### Task description
Extract every line from the records below that contains the word "minutes".

### Data for the task
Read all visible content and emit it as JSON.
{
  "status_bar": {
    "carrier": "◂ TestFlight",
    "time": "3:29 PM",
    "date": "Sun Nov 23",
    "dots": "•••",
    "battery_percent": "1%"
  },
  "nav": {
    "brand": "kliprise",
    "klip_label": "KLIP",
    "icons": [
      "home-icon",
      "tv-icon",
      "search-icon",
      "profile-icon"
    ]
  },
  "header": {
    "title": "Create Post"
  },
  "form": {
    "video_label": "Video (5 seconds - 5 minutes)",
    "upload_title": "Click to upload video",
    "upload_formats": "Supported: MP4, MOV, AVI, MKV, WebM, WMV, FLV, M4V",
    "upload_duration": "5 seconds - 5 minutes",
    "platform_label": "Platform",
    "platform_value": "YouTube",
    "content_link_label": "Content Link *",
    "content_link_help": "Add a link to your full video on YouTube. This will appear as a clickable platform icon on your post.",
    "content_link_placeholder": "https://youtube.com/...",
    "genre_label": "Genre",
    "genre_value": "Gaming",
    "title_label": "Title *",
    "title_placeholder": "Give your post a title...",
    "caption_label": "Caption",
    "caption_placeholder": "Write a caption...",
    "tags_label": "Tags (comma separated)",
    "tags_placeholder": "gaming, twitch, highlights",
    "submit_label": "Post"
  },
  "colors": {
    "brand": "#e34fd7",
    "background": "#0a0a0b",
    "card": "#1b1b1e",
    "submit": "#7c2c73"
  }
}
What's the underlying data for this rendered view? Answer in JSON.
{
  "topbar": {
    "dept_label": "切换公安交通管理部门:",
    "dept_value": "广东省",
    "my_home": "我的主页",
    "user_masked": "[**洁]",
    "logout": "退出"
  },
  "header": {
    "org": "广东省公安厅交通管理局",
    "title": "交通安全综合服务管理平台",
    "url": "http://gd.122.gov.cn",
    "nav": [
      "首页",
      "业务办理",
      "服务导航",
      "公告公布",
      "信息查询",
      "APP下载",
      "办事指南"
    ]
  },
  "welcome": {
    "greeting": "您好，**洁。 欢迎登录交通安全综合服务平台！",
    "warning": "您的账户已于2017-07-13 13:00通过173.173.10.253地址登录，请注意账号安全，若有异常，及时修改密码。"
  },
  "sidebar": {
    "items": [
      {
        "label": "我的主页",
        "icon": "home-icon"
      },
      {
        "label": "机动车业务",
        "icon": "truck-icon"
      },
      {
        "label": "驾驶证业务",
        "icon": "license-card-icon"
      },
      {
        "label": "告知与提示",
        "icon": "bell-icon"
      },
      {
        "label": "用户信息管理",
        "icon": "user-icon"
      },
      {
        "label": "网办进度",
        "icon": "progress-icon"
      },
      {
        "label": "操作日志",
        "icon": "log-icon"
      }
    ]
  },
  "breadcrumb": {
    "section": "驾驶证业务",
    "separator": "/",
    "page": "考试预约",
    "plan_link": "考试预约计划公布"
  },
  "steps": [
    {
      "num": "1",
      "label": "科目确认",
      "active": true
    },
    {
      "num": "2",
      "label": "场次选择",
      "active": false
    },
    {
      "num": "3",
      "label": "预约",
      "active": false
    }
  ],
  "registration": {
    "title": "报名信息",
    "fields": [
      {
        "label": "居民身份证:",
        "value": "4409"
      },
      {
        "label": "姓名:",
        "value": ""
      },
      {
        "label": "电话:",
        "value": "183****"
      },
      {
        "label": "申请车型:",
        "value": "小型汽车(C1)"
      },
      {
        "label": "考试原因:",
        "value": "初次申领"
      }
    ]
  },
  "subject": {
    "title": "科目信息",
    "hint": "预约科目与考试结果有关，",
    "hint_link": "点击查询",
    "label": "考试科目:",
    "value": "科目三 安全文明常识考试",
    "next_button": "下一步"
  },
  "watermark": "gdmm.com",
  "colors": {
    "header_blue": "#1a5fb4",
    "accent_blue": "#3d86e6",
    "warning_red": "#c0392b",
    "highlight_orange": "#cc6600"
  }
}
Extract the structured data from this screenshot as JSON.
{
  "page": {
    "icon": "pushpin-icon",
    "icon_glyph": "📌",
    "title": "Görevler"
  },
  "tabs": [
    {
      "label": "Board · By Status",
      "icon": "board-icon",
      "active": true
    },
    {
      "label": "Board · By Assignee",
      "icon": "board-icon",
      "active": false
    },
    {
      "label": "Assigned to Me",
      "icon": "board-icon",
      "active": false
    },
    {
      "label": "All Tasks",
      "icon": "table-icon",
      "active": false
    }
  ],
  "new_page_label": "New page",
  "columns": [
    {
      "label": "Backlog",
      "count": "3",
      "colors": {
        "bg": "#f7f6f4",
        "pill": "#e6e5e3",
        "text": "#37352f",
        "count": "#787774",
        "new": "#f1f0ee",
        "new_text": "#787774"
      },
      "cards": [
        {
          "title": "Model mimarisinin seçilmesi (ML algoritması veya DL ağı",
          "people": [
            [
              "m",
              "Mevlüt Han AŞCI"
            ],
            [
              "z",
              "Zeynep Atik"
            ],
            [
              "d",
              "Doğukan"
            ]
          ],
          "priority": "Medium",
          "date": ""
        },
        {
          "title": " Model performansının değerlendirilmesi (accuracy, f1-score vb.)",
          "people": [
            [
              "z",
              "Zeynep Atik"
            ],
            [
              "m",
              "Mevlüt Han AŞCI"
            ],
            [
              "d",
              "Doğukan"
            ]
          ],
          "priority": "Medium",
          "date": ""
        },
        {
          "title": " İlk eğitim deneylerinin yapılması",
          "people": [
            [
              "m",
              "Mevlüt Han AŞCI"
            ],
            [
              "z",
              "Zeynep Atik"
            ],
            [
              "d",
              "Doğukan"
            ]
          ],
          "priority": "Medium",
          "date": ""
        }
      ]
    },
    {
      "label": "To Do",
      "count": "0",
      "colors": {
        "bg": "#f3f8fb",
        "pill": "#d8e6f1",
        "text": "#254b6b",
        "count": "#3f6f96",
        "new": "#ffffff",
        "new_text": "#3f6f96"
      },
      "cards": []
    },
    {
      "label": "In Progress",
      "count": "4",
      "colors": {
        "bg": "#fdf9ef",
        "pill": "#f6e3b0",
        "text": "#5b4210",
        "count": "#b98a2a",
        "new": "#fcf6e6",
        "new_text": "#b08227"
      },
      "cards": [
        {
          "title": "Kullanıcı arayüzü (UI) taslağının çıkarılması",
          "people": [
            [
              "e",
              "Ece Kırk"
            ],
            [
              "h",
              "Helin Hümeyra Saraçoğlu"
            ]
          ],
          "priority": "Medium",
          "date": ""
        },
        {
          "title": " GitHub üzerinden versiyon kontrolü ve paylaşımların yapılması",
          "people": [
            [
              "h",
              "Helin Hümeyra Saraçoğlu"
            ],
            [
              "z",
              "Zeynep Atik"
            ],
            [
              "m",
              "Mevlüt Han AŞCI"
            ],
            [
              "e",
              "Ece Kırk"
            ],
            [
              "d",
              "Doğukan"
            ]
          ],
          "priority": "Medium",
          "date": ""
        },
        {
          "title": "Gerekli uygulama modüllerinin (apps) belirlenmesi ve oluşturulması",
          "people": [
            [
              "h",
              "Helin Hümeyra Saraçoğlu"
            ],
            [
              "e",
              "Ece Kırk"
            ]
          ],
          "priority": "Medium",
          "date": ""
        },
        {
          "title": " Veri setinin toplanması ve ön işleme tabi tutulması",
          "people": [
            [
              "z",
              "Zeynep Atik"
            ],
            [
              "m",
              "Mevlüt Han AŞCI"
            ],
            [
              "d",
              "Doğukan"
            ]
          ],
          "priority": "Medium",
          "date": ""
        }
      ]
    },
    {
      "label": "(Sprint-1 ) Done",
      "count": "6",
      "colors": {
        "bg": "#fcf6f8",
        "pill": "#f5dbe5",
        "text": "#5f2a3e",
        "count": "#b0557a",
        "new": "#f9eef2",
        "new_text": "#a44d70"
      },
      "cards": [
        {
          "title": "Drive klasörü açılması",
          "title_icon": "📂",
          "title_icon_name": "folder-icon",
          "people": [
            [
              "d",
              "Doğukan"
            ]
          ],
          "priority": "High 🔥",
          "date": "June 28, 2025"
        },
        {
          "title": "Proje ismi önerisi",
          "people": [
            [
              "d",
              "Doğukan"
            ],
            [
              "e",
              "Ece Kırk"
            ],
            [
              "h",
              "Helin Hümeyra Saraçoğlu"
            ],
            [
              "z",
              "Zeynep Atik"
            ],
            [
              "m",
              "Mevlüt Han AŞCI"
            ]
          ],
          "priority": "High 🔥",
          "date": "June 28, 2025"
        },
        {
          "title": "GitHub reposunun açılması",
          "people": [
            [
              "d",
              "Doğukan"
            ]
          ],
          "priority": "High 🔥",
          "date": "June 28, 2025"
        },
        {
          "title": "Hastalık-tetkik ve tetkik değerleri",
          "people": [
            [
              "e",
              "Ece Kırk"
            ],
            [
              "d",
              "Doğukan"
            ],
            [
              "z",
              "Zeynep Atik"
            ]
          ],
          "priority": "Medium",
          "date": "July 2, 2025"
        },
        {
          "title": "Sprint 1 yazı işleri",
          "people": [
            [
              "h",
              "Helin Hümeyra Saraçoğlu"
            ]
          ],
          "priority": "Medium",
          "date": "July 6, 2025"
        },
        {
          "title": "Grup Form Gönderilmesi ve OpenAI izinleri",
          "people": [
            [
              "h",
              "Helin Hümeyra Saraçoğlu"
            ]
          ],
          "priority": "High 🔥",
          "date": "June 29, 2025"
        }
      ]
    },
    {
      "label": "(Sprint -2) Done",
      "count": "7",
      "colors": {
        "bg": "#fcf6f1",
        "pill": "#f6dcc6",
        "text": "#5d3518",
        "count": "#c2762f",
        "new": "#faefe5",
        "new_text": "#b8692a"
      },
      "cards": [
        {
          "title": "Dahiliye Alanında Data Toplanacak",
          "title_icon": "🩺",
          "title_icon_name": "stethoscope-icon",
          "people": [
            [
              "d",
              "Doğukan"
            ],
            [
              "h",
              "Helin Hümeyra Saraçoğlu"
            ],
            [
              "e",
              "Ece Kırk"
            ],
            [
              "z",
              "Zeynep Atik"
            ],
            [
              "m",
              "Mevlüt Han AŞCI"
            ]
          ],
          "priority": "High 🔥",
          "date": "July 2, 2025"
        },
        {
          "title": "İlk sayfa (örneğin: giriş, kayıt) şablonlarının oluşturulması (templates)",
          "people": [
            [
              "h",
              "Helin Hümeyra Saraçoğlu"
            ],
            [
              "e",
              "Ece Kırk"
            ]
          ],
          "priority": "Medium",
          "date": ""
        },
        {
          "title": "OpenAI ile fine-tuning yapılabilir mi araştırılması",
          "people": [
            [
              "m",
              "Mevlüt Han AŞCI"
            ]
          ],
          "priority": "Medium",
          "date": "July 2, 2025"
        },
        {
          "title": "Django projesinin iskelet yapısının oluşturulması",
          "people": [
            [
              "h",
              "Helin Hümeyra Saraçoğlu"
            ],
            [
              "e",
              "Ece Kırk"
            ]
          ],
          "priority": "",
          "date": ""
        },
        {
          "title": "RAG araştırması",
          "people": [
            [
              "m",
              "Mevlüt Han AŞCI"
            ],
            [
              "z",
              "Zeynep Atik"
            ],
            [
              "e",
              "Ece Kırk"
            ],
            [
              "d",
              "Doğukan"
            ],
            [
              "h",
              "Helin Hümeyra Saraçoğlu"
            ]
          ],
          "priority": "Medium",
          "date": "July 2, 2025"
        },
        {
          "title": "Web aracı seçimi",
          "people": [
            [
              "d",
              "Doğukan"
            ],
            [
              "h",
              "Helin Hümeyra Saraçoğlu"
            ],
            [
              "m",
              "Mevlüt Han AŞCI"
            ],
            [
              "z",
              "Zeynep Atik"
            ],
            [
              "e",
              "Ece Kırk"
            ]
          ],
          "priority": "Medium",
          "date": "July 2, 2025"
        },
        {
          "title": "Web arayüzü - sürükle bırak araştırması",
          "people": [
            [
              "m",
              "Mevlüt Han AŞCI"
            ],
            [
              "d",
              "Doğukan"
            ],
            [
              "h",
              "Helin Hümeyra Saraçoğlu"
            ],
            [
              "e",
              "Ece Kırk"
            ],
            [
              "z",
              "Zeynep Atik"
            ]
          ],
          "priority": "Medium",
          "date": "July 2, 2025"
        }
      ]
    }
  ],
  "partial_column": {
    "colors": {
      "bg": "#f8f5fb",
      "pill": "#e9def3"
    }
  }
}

### Answer to the task
    "video_label": "Video (5 seconds - 5 minutes)",
    "upload_duration": "5 seconds - 5 minutes",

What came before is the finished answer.